* _Testo estratto_
○ ○ ○ ○ ○
Quest’Europa dei pentimenti ipocriti e dell’opulenza diffusa, prima di giudicare
l’America,
dovrebbe rimettere ordine ed
equilibrio in casa propria.

 

Il primo maggio è la data che ha visto il Vecchio Continente compiere un salto decisivo verso una più compiuta integrazione europea. Ma il paradosso della novità sembra essere questo: che, mentre l’Unione europea si fa geograficamente più ampia, l’unità politica degli europei appare più che mai problematica.
Accenniamo soltanto ad alcuni problemi irrisolti. Il più visibile è rappresentato dalle polemiche, indecisioni e ambiguità del Trattato costituzionale, faticosamente elaborato dalla Convenzione presieduta da Valéry Giscard d’Estaing, e in seguito non approvato (per non dire più esplicitamente “bocciato”) da diversi Stati membri. Com’è stato notato, discende e discenderà da qui una sequela di scompensi che rischieranno di paralizzare, chissà per quanto tempo ancora, il funzionamento dell’Unione allargata.

La spada di Damocle del veto, dell’assenza cioè del voto a maggioranza, resterà sospesa sulle prossime roventi decisioni comunitarie. Che, fra tante altre, sono queste: associazione della Turchia collegata al rapporto europeo con l’Islam moderato (con alcune clamorose eccezioni che non possono non preoccupare); la questione serba collegata a quella sempre esplosiva del Kosovo; i fantasmi della Bosnia-Erzegovina, della Macedonia e dell’Albania, che ancora oggi vanno vagando per le zone grigie del Vecchio Continente.
Insomma: l’allargamento dell’Unione, privo di una valida copertura costituzionale, di sicure regole decisionali, di chiare strategie sui Balcani e sull’Islam, di programmi per una stretta collaborazione militare, e privo inoltre di una condivisa disciplina contabile nei confronti dei parametri di Maastricht, si sta – almeno fino a questo momento – rivelando come un allargamento puramente retorico sul piano formale e del tutto inadeguato su quello operativo. Su tutto questo, inoltre, incombe l’ombra del massimo problema: il rapporto con gli Stati Uniti.
○ ○ ○ ○ ○
* _Estratti delle voci_
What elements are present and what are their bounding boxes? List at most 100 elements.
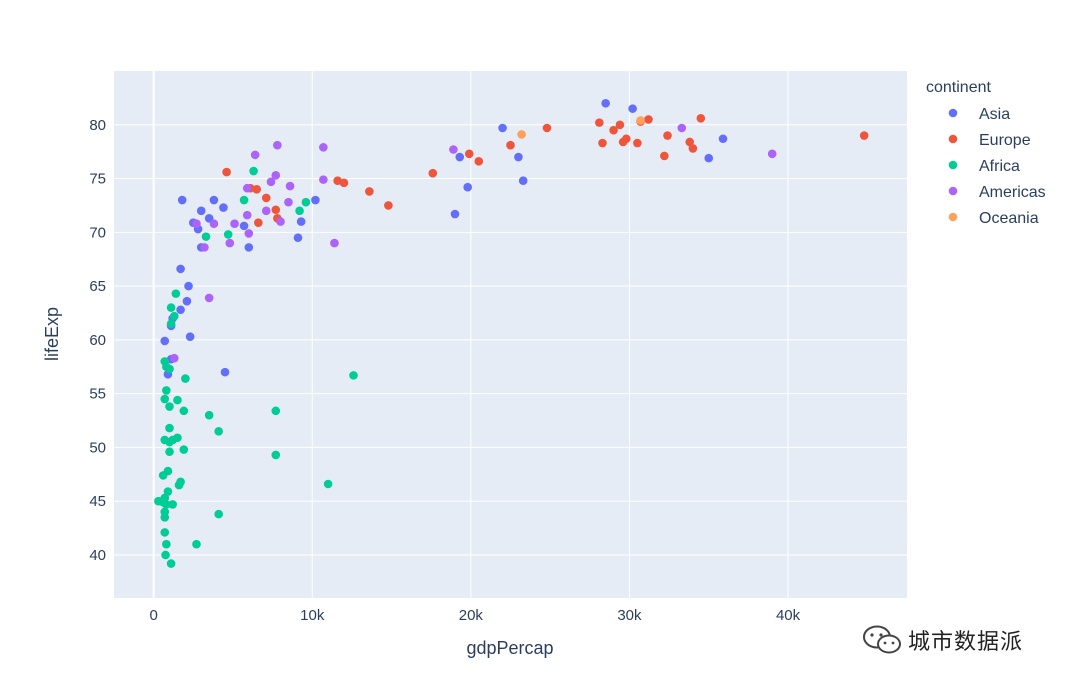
data-point — [450, 209, 460, 219]
y-tick-label: 70 — [89, 224, 106, 241]
legend-marker — [948, 160, 958, 170]
data-point — [165, 447, 174, 457]
data-point — [169, 311, 179, 321]
data-point — [273, 140, 282, 150]
data-point — [618, 137, 628, 147]
legend: Asia Europe Africa Americas Oceania — [948, 106, 1046, 227]
data-point — [184, 281, 193, 291]
data-point — [293, 233, 303, 243]
data-point — [204, 410, 214, 420]
data-point — [463, 182, 472, 192]
data-point — [209, 219, 219, 229]
watermark-text: 城市数据派 — [908, 630, 1024, 655]
data-point — [249, 166, 258, 176]
data-point — [609, 125, 618, 135]
data-point — [160, 336, 170, 346]
data-point — [162, 539, 171, 549]
series-americas — [169, 123, 777, 363]
data-point — [449, 145, 458, 154]
data-point — [201, 232, 211, 241]
data-point — [323, 479, 333, 489]
data-point — [628, 104, 637, 113]
legend-item-asia[interactable]: Asia — [948, 106, 1011, 123]
data-point — [192, 539, 201, 549]
data-point — [615, 120, 625, 130]
x-tick-label: 40k — [776, 607, 801, 624]
legend-label: Americas — [979, 184, 1046, 201]
data-point — [171, 289, 181, 298]
legend-item-europe[interactable]: Europe — [948, 132, 1031, 149]
data-point — [161, 550, 170, 560]
data-point — [506, 140, 515, 150]
data-point — [271, 450, 281, 460]
data-point — [176, 264, 185, 274]
series-oceania — [517, 116, 645, 139]
data-point — [285, 181, 295, 191]
y-tick-label: 75 — [89, 171, 106, 188]
data-point — [254, 218, 263, 227]
x-axis-title: gdpPercap — [466, 638, 553, 658]
data-point — [179, 445, 189, 454]
data-point — [185, 332, 195, 341]
data-point — [595, 118, 604, 127]
data-point — [384, 201, 393, 210]
data-point — [223, 230, 233, 239]
data-point — [173, 395, 182, 405]
data-point — [168, 500, 177, 509]
legend-marker — [948, 108, 958, 118]
y-tick-label: 50 — [89, 439, 106, 456]
data-point — [174, 480, 184, 490]
data-point — [252, 185, 262, 194]
legend-label: Europe — [979, 132, 1031, 149]
legend-item-africa[interactable]: Africa — [948, 158, 1020, 175]
data-point — [219, 203, 228, 212]
data-point — [242, 210, 252, 220]
data-point — [271, 171, 281, 180]
legend-label: Asia — [979, 106, 1010, 123]
data-point — [239, 195, 249, 205]
data-point — [220, 367, 230, 377]
data-point — [271, 205, 281, 215]
x-tick-label: 0 — [149, 607, 157, 624]
data-point — [295, 206, 304, 216]
data-point — [176, 305, 185, 315]
data-point — [859, 131, 869, 140]
data-point — [209, 195, 219, 205]
data-point — [266, 177, 276, 187]
data-point — [160, 357, 170, 366]
data-point — [688, 144, 698, 153]
data-point — [163, 487, 173, 496]
data-point — [160, 394, 170, 404]
data-point — [704, 153, 714, 163]
data-point — [225, 238, 235, 248]
y-tick-label: 40 — [89, 547, 106, 564]
data-point — [166, 319, 176, 329]
y-tick-label: 80 — [89, 117, 106, 134]
data-point — [311, 195, 320, 205]
data-point — [301, 197, 311, 207]
grid-lines — [114, 71, 907, 598]
legend-item-americas[interactable]: Americas — [948, 184, 1046, 201]
data-point — [518, 176, 528, 186]
x-tick-label: 30k — [617, 607, 642, 624]
data-point — [767, 149, 777, 159]
data-point — [214, 426, 223, 436]
x-tick-label: 20k — [459, 607, 484, 624]
data-point — [349, 371, 358, 380]
data-point — [181, 374, 190, 383]
data-point — [333, 176, 342, 186]
legend-label: Africa — [979, 158, 1020, 175]
data-point — [696, 114, 706, 123]
watermark: 城市数据派 — [862, 624, 1023, 656]
legend-item-oceania[interactable]: Oceania — [948, 210, 1039, 227]
x-tick-label: 10k — [300, 607, 325, 624]
data-point — [242, 183, 252, 193]
data-point — [598, 138, 607, 148]
data-point — [685, 137, 695, 147]
wechat-icon — [863, 625, 901, 654]
y-tick-label: 45 — [89, 493, 106, 510]
data-point — [455, 152, 465, 162]
y-tick-label: 60 — [89, 332, 106, 349]
data-point — [542, 123, 552, 133]
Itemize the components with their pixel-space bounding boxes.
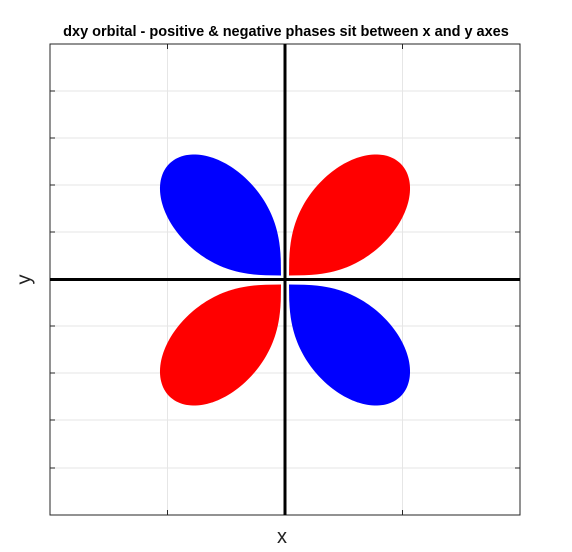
○ ○ ○ ○ ○
* _Istruzioni e requisiti_
Riprendi il testo sull'allargamento dell'Unione europea e prosegui il ragionamento partendo dalla sua ultima frase.

* _Risposta attesa_
Dopo le gravi complicazioni internazionali, prodotte dalla politica della Casa Bianca nel Medio Oriente, si percepisce nell’aria una convergenza tra forze conservatrici e progressiste europee. A prescindere dal rozzo e populistico antiamericanismo delle estreme destre e sinistre presenti in molti Stati membri dell’Ue, sarà sufficiente accennare in merito all’alleanza di fatto, ideologica e politica, che si è saldata fra zapaterismo iberico e neogollismo francese di Chirac.
Nel momento in cui da più parti si sottolinea la necessità, giustificata, di riequilibrare il sistema occidentale con una compresenza europea più incisiva e più autorevole a fianco degli Stati Uniti, la socialista Madrid e la neogollista Parigi che cosa propongono? L’idea e l’immagine di un’Europa antagonista piuttosto che partner dell’America. Occidente contro Occidente: vale a dire un sistema occidentale spaccato anziché bilanciato e ricostruito, sia pure criticamente, dall’interno.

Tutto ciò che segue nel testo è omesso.